The data:

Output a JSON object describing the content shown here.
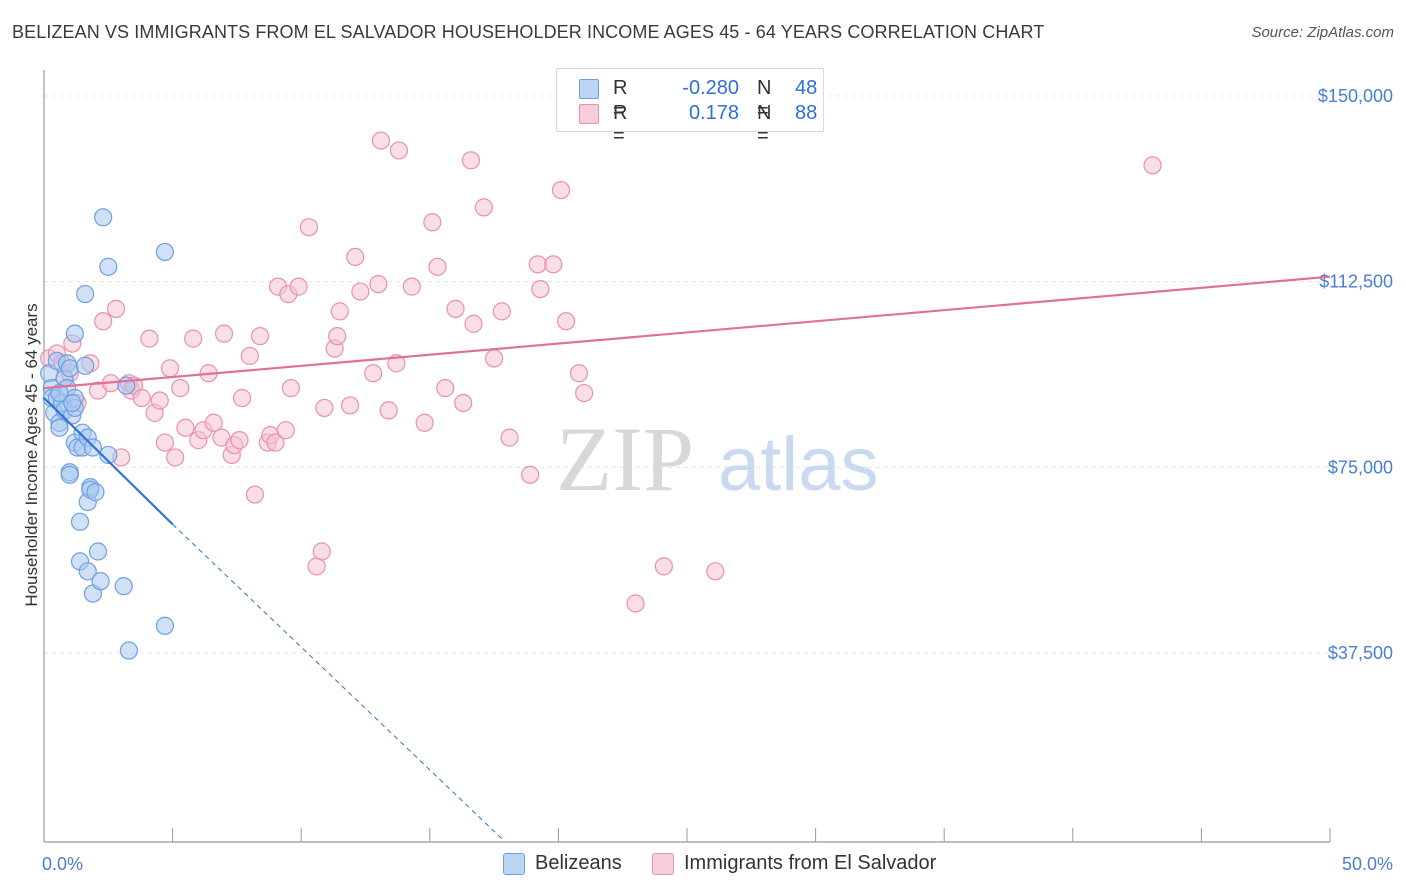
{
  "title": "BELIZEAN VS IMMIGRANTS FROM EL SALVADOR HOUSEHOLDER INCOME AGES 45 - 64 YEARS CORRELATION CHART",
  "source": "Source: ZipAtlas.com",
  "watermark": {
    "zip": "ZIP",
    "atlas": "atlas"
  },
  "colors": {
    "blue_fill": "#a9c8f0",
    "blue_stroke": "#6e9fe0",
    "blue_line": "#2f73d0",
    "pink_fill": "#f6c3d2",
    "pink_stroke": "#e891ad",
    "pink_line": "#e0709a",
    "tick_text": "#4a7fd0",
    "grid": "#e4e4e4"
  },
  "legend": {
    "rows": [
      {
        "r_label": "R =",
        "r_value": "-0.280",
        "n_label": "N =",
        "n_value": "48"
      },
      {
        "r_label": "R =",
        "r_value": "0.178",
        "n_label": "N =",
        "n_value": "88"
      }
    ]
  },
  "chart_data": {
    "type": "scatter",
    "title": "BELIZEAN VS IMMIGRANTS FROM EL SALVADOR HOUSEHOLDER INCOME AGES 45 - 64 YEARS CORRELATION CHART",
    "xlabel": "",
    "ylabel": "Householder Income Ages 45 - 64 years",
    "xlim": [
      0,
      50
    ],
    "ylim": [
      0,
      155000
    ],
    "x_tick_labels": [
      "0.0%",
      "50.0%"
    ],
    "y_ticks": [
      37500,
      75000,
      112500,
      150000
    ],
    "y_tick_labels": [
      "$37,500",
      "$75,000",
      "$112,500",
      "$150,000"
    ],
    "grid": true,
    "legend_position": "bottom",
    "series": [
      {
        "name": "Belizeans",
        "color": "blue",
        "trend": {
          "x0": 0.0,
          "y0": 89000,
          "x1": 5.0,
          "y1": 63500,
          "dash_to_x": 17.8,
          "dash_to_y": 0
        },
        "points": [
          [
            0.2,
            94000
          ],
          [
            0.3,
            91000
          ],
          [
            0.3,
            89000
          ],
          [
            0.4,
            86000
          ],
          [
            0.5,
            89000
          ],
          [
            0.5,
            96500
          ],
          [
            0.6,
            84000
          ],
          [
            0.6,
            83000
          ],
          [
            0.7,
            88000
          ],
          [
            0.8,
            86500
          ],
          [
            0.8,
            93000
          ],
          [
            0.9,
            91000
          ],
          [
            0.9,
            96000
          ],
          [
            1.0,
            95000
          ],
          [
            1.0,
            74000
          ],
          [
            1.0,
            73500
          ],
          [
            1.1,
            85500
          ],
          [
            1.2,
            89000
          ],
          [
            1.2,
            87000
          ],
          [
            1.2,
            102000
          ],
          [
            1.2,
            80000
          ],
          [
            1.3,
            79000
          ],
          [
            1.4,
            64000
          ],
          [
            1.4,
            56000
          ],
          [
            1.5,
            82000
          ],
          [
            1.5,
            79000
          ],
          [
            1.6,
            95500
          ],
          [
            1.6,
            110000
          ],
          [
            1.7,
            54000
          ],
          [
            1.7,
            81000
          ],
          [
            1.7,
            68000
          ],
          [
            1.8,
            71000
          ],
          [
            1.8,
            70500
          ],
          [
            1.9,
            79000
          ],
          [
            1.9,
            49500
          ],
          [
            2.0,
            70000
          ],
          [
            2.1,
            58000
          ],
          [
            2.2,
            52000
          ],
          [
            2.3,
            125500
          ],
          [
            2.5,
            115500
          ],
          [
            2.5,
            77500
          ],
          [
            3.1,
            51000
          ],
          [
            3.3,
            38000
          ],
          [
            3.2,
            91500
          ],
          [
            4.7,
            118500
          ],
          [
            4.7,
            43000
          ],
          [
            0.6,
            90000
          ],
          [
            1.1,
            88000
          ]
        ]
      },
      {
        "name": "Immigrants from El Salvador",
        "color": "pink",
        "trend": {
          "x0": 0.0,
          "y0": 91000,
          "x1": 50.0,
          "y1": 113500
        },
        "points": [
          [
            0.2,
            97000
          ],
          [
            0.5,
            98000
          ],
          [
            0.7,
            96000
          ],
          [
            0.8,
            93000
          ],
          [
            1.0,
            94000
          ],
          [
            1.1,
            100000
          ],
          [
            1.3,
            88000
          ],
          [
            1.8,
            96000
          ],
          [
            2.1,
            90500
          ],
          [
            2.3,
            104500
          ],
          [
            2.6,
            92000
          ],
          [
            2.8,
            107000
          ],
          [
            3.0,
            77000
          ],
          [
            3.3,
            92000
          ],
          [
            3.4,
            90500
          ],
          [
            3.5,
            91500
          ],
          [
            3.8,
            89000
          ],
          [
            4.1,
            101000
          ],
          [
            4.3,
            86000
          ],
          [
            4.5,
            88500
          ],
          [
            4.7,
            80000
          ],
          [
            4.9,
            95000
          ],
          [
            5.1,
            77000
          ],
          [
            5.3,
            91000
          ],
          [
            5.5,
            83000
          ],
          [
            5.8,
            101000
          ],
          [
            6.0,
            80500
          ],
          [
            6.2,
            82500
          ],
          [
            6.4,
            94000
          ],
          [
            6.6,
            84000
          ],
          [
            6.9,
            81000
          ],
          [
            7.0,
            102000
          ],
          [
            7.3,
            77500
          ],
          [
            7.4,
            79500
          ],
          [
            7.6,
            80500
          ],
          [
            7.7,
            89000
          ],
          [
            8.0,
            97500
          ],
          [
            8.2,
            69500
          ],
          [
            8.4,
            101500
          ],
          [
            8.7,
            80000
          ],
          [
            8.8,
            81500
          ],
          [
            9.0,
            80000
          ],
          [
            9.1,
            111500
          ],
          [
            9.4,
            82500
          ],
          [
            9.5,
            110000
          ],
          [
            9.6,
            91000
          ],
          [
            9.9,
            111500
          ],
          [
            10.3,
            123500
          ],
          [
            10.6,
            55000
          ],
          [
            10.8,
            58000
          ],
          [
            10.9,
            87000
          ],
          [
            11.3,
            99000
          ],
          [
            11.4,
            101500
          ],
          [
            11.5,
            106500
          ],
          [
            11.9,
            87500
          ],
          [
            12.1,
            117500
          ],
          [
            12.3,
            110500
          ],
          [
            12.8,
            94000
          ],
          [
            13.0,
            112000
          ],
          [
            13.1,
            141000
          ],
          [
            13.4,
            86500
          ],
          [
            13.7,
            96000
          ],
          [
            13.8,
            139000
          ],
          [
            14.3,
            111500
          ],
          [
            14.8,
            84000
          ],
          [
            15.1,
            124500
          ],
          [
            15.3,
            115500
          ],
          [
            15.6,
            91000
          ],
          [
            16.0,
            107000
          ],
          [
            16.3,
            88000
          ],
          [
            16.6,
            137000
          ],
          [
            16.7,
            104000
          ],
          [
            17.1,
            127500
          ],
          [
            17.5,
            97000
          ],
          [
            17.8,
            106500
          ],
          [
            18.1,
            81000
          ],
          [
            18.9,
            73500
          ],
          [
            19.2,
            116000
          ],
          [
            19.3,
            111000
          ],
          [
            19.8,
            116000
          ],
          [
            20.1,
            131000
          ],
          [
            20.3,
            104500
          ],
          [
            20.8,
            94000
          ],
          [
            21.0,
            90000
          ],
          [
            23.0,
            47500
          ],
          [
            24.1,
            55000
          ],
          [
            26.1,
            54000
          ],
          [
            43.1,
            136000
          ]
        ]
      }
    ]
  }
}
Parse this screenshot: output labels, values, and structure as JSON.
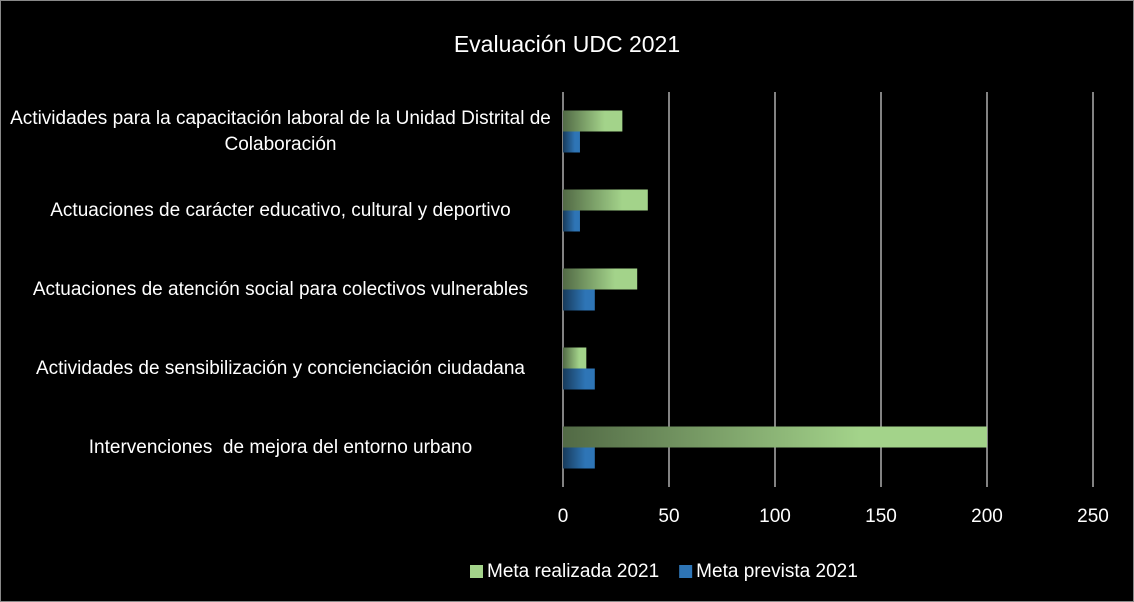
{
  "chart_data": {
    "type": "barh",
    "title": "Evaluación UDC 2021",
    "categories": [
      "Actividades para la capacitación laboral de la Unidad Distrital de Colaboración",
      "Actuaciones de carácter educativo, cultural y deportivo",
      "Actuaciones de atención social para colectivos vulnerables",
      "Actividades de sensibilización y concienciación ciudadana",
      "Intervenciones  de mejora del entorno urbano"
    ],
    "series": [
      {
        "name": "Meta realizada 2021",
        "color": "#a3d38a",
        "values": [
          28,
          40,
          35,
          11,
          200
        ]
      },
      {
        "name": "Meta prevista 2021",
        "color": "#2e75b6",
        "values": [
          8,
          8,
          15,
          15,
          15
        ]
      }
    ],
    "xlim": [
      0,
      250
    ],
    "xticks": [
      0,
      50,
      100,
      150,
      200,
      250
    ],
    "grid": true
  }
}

Requirements: Print the lines from the one holding "Parse this screenshot: output" through the last line of the records, word for word, and omit the pictures.

Exercise output:
Parse this screenshot: output labels, values, and structure as JSON.
{
  "chart_data": {
    "type": "barh",
    "title": "Evaluación UDC 2021",
    "categories": [
      "Actividades para la capacitación laboral de la Unidad Distrital de Colaboración",
      "Actuaciones de carácter educativo, cultural y deportivo",
      "Actuaciones de atención social para colectivos vulnerables",
      "Actividades de sensibilización y concienciación ciudadana",
      "Intervenciones  de mejora del entorno urbano"
    ],
    "series": [
      {
        "name": "Meta realizada 2021",
        "color": "#a3d38a",
        "values": [
          28,
          40,
          35,
          11,
          200
        ]
      },
      {
        "name": "Meta prevista 2021",
        "color": "#2e75b6",
        "values": [
          8,
          8,
          15,
          15,
          15
        ]
      }
    ],
    "xlim": [
      0,
      250
    ],
    "xticks": [
      0,
      50,
      100,
      150,
      200,
      250
    ],
    "grid": true
  }
}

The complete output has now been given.